= Stated goal =
Scan the lines below for the word "EternalChampion". Copy each line you find it in.

= Extracted material =
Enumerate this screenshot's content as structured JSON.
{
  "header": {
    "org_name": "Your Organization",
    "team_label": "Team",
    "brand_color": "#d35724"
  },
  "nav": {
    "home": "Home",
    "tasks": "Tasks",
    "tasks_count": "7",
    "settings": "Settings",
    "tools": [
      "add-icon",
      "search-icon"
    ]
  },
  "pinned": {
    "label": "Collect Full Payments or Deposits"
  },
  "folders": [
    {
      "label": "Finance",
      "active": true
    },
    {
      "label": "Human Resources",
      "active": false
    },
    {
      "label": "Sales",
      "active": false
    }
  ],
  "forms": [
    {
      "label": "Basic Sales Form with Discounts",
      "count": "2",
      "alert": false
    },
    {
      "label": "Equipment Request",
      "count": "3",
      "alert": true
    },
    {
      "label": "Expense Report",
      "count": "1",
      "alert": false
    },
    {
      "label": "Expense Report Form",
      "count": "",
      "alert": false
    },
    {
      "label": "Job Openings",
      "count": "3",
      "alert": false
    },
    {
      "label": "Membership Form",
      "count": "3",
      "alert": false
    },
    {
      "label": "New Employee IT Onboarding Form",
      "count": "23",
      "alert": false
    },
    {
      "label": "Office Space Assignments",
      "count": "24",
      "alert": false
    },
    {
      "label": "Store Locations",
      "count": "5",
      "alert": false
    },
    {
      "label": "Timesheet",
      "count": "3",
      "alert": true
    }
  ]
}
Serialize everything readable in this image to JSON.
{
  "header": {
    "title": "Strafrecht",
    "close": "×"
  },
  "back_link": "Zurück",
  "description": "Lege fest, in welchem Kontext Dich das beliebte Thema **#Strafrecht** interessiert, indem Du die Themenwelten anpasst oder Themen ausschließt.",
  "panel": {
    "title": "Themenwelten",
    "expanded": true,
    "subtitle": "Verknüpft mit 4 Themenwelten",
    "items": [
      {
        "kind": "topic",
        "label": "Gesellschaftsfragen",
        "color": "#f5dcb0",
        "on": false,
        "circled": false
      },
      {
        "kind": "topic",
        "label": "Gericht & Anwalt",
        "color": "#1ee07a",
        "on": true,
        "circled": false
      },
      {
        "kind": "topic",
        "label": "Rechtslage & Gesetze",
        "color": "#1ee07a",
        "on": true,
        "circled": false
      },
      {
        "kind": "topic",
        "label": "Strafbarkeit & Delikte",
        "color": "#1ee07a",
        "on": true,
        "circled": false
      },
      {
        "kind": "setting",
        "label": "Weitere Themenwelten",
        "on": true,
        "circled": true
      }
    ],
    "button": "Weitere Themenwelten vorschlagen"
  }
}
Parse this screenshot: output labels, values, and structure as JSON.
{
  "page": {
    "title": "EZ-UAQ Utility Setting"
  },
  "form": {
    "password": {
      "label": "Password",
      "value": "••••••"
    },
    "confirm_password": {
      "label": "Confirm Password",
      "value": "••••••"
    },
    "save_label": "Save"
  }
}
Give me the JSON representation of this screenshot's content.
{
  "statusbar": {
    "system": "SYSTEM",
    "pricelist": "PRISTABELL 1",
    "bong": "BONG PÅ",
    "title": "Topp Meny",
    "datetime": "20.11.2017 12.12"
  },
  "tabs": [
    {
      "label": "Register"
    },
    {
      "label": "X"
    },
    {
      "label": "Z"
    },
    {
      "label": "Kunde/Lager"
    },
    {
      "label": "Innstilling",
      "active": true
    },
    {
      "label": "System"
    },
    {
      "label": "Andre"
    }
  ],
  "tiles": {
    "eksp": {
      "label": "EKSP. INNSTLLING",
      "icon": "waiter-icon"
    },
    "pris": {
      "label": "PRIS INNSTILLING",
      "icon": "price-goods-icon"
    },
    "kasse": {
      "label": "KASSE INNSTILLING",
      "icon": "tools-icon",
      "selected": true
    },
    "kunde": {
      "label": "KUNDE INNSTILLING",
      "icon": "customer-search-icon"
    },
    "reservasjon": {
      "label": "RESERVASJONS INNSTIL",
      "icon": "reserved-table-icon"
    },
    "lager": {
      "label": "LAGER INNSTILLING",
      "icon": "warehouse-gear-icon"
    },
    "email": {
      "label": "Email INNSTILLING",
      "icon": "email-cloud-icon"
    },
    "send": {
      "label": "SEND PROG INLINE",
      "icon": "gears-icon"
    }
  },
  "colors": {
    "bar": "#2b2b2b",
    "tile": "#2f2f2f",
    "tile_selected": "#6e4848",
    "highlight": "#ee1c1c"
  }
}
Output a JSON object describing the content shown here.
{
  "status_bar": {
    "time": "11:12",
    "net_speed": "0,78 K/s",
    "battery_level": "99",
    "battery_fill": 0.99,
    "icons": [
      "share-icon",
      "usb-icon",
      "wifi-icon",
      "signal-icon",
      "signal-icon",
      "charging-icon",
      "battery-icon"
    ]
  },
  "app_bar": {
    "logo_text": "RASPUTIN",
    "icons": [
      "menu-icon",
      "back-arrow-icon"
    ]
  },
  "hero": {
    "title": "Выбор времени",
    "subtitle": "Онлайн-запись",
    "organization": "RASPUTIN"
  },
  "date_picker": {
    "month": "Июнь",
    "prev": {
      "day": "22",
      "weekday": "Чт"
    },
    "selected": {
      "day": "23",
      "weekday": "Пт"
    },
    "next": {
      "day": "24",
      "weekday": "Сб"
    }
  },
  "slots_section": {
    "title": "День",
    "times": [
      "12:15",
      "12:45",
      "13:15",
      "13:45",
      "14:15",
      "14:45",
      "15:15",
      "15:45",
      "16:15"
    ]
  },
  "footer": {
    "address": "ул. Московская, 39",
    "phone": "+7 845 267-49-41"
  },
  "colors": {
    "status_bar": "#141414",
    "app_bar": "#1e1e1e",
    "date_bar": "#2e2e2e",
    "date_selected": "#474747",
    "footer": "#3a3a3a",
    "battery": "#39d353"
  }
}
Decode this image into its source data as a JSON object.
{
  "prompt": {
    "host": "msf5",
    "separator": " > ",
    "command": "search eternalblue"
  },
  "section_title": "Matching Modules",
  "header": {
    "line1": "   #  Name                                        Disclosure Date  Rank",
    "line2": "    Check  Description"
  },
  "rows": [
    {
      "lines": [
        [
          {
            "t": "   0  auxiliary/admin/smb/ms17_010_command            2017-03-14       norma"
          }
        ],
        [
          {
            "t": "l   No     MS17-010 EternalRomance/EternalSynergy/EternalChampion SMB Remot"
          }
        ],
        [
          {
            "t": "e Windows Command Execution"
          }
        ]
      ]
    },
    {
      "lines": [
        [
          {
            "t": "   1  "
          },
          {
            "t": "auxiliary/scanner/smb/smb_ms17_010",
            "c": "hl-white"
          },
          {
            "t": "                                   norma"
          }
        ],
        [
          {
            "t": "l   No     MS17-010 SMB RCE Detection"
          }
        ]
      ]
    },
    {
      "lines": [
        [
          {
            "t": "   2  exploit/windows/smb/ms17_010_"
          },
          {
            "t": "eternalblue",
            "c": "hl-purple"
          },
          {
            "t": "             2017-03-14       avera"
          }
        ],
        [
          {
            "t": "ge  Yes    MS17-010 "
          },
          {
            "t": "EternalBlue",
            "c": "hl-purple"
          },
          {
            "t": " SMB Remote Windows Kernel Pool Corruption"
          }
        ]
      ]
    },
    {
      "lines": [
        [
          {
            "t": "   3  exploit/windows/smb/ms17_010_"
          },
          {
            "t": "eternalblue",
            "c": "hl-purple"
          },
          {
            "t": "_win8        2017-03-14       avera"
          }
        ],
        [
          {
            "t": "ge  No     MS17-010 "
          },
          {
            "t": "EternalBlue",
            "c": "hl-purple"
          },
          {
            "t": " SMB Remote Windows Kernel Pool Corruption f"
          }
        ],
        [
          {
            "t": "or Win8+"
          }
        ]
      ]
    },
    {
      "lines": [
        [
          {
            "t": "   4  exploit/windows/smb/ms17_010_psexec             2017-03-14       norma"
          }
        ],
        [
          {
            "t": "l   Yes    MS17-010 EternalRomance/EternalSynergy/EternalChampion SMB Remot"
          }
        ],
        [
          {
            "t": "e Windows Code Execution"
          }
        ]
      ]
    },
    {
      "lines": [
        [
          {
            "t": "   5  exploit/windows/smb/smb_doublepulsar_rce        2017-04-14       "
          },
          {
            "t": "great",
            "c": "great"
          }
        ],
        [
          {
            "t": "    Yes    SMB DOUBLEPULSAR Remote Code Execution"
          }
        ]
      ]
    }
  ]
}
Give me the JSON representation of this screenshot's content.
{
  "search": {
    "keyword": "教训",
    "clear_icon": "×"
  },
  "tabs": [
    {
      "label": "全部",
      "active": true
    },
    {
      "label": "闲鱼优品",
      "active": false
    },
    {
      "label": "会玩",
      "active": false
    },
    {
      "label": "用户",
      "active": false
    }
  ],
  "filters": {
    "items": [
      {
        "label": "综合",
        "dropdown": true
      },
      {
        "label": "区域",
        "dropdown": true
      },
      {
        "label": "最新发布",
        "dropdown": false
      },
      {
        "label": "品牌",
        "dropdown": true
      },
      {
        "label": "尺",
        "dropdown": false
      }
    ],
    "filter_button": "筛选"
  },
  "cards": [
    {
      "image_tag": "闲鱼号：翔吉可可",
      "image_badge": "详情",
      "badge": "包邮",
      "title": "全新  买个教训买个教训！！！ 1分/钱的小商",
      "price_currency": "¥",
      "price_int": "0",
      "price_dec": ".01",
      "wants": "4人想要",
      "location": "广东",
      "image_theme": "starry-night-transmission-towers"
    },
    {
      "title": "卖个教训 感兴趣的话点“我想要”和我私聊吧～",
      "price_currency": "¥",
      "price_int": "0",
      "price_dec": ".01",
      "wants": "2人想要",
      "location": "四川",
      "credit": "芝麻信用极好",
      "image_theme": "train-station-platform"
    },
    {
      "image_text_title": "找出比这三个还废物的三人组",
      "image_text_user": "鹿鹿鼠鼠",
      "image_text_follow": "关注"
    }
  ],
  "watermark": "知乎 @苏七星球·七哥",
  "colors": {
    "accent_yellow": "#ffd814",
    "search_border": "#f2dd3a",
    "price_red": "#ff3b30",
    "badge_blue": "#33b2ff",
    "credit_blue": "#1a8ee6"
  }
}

= Written answer =
            "t": "l   No     MS17-010 EternalRomance/EternalSynergy/EternalChampion SMB Remot"
            "t": "l   Yes    MS17-010 EternalRomance/EternalSynergy/EternalChampion SMB Remot"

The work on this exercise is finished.